§ SET TASK
Print every entry, word for word, and skip the images.

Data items
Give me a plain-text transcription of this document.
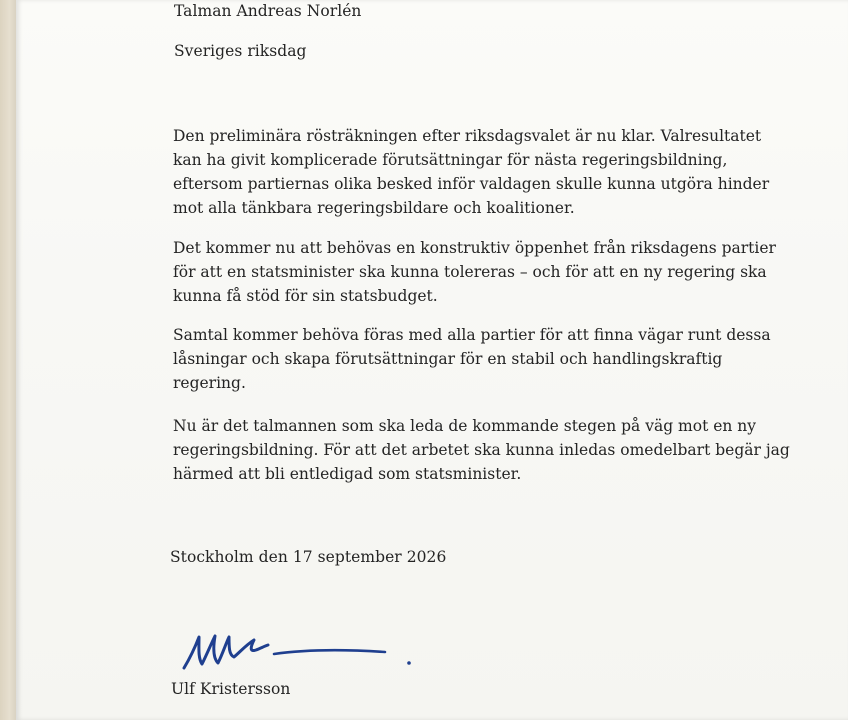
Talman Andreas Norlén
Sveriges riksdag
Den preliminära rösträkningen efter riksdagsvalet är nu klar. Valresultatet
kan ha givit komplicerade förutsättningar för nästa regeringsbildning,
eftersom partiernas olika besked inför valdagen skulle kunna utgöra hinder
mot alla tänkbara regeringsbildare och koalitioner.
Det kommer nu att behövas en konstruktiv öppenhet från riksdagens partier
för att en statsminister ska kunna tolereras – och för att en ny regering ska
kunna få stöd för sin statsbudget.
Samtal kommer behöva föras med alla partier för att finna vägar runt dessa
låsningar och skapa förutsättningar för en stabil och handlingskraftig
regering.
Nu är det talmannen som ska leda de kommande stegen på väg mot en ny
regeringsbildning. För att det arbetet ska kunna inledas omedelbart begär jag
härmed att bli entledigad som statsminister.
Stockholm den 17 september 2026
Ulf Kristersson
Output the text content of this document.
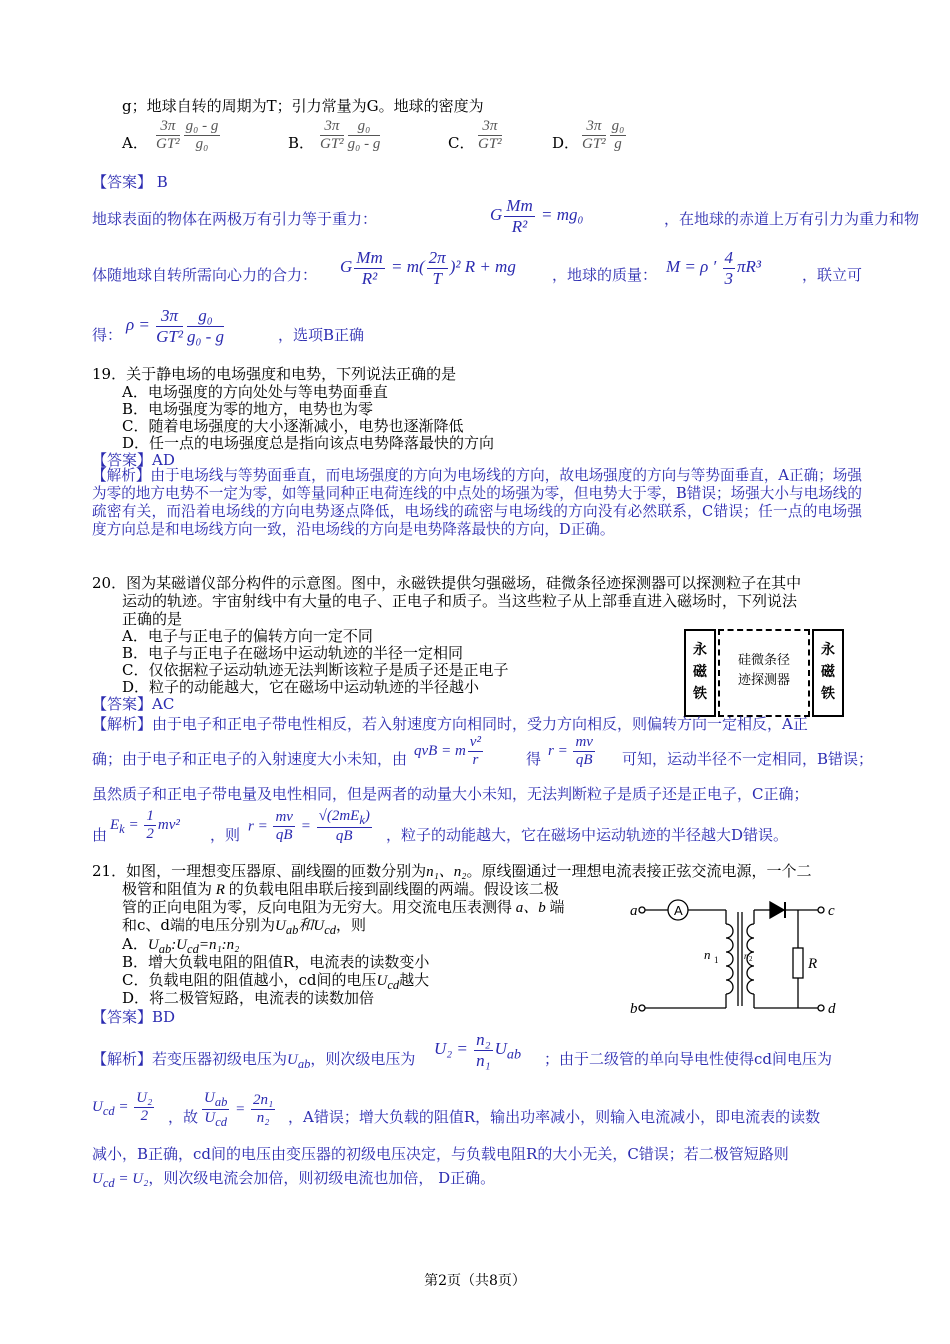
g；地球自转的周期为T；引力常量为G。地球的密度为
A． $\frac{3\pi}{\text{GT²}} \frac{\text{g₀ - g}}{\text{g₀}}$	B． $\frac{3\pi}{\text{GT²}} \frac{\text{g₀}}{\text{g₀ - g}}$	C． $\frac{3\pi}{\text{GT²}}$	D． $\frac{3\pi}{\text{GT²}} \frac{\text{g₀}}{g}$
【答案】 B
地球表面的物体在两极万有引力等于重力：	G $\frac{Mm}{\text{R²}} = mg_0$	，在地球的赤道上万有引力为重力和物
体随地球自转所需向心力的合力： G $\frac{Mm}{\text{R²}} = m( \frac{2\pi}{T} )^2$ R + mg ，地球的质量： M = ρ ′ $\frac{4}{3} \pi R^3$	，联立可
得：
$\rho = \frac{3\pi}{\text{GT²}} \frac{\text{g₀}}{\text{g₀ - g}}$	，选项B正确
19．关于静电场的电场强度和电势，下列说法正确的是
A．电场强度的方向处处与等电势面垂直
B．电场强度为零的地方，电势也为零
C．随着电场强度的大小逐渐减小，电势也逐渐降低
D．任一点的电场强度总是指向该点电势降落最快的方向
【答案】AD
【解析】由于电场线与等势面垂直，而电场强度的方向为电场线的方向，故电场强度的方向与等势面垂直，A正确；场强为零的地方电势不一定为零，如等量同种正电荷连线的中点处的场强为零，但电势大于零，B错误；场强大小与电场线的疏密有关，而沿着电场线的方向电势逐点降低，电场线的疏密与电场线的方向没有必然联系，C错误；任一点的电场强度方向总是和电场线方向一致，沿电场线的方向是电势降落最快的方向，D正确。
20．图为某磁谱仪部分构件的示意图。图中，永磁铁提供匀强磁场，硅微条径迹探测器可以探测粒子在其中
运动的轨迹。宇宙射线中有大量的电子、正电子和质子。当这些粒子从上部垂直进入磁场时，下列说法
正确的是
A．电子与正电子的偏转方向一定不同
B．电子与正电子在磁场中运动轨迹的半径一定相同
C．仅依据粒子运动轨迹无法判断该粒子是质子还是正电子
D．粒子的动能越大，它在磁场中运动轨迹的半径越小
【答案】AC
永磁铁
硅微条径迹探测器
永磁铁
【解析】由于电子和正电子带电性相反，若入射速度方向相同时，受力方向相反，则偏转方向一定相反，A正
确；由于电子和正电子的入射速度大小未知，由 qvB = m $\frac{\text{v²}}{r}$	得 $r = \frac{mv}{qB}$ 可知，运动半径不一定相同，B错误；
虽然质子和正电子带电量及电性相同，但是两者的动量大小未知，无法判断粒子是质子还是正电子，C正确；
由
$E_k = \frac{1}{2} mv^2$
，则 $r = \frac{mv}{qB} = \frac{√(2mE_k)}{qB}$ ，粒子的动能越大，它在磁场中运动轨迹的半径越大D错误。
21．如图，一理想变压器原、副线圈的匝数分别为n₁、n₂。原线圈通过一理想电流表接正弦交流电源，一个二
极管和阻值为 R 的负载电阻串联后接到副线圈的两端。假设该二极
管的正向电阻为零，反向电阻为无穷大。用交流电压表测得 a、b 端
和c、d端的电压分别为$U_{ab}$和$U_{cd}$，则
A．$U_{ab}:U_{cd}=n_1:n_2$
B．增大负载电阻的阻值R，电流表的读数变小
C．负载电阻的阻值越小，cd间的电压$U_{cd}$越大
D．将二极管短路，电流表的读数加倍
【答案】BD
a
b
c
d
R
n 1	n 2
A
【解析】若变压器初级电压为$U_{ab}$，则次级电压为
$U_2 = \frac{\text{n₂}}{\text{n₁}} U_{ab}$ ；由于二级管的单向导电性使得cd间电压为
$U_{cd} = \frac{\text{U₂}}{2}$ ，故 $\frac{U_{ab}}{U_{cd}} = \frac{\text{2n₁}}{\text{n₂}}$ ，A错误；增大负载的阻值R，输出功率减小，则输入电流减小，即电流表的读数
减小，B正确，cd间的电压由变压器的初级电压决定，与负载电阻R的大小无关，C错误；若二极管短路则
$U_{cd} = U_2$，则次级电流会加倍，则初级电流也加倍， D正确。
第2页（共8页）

§ ANSWER TO THIS PROBLEM
Give me a plain-text transcription of this document.
Talman Andreas Norlén
Sveriges riksdag
Den preliminära rösträkningen efter riksdagsvalet är nu klar. Valresultatet
kan ha givit komplicerade förutsättningar för nästa regeringsbildning,
eftersom partiernas olika besked inför valdagen skulle kunna utgöra hinder
mot alla tänkbara regeringsbildare och koalitioner.
Det kommer nu att behövas en konstruktiv öppenhet från riksdagens partier
för att en statsminister ska kunna tolereras – och för att en ny regering ska
kunna få stöd för sin statsbudget.
Samtal kommer behöva föras med alla partier för att finna vägar runt dessa
låsningar och skapa förutsättningar för en stabil och handlingskraftig
regering.
Nu är det talmannen som ska leda de kommande stegen på väg mot en ny
regeringsbildning. För att det arbetet ska kunna inledas omedelbart begär jag
härmed att bli entledigad som statsminister.
Stockholm den 17 september 2026
Ulf Kristersson
Output the text content of this document.
g；地球自转的周期为T；引力常量为G。地球的密度为
A． $\frac{3\pi}{\text{GT²}} \frac{\text{g₀ - g}}{\text{g₀}}$	B． $\frac{3\pi}{\text{GT²}} \frac{\text{g₀}}{\text{g₀ - g}}$	C． $\frac{3\pi}{\text{GT²}}$	D． $\frac{3\pi}{\text{GT²}} \frac{\text{g₀}}{g}$
【答案】 B
地球表面的物体在两极万有引力等于重力：	G $\frac{Mm}{\text{R²}} = mg_0$	，在地球的赤道上万有引力为重力和物
体随地球自转所需向心力的合力： G $\frac{Mm}{\text{R²}} = m( \frac{2\pi}{T} )^2$ R + mg ，地球的质量： M = ρ ′ $\frac{4}{3} \pi R^3$	，联立可
得：
$\rho = \frac{3\pi}{\text{GT²}} \frac{\text{g₀}}{\text{g₀ - g}}$	，选项B正确
19．关于静电场的电场强度和电势，下列说法正确的是
A．电场强度的方向处处与等电势面垂直
B．电场强度为零的地方，电势也为零
C．随着电场强度的大小逐渐减小，电势也逐渐降低
D．任一点的电场强度总是指向该点电势降落最快的方向
【答案】AD
【解析】由于电场线与等势面垂直，而电场强度的方向为电场线的方向，故电场强度的方向与等势面垂直，A正确；场强为零的地方电势不一定为零，如等量同种正电荷连线的中点处的场强为零，但电势大于零，B错误；场强大小与电场线的疏密有关，而沿着电场线的方向电势逐点降低，电场线的疏密与电场线的方向没有必然联系，C错误；任一点的电场强度方向总是和电场线方向一致，沿电场线的方向是电势降落最快的方向，D正确。
20．图为某磁谱仪部分构件的示意图。图中，永磁铁提供匀强磁场，硅微条径迹探测器可以探测粒子在其中
运动的轨迹。宇宙射线中有大量的电子、正电子和质子。当这些粒子从上部垂直进入磁场时，下列说法
正确的是
A．电子与正电子的偏转方向一定不同
B．电子与正电子在磁场中运动轨迹的半径一定相同
C．仅依据粒子运动轨迹无法判断该粒子是质子还是正电子
D．粒子的动能越大，它在磁场中运动轨迹的半径越小
【答案】AC
永磁铁
硅微条径迹探测器
永磁铁
【解析】由于电子和正电子带电性相反，若入射速度方向相同时，受力方向相反，则偏转方向一定相反，A正
确；由于电子和正电子的入射速度大小未知，由 qvB = m $\frac{\text{v²}}{r}$	得 $r = \frac{mv}{qB}$ 可知，运动半径不一定相同，B错误；
虽然质子和正电子带电量及电性相同，但是两者的动量大小未知，无法判断粒子是质子还是正电子，C正确；
由
$E_k = \frac{1}{2} mv^2$
，则 $r = \frac{mv}{qB} = \frac{√(2mE_k)}{qB}$ ，粒子的动能越大，它在磁场中运动轨迹的半径越大D错误。
21．如图，一理想变压器原、副线圈的匝数分别为n₁、n₂。原线圈通过一理想电流表接正弦交流电源，一个二
极管和阻值为 R 的负载电阻串联后接到副线圈的两端。假设该二极
管的正向电阻为零，反向电阻为无穷大。用交流电压表测得 a、b 端
和c、d端的电压分别为$U_{ab}$和$U_{cd}$，则
A．$U_{ab}:U_{cd}=n_1:n_2$
B．增大负载电阻的阻值R，电流表的读数变小
C．负载电阻的阻值越小，cd间的电压$U_{cd}$越大
D．将二极管短路，电流表的读数加倍
【答案】BD
a
b
c
d
R
n 1	n 2
A
【解析】若变压器初级电压为$U_{ab}$，则次级电压为
$U_2 = \frac{\text{n₂}}{\text{n₁}} U_{ab}$ ；由于二级管的单向导电性使得cd间电压为
$U_{cd} = \frac{\text{U₂}}{2}$ ，故 $\frac{U_{ab}}{U_{cd}} = \frac{\text{2n₁}}{\text{n₂}}$ ，A错误；增大负载的阻值R，输出功率减小，则输入电流减小，即电流表的读数
减小，B正确，cd间的电压由变压器的初级电压决定，与负载电阻R的大小无关，C错误；若二极管短路则
$U_{cd} = U_2$，则次级电流会加倍，则初级电流也加倍， D正确。
第2页（共8页）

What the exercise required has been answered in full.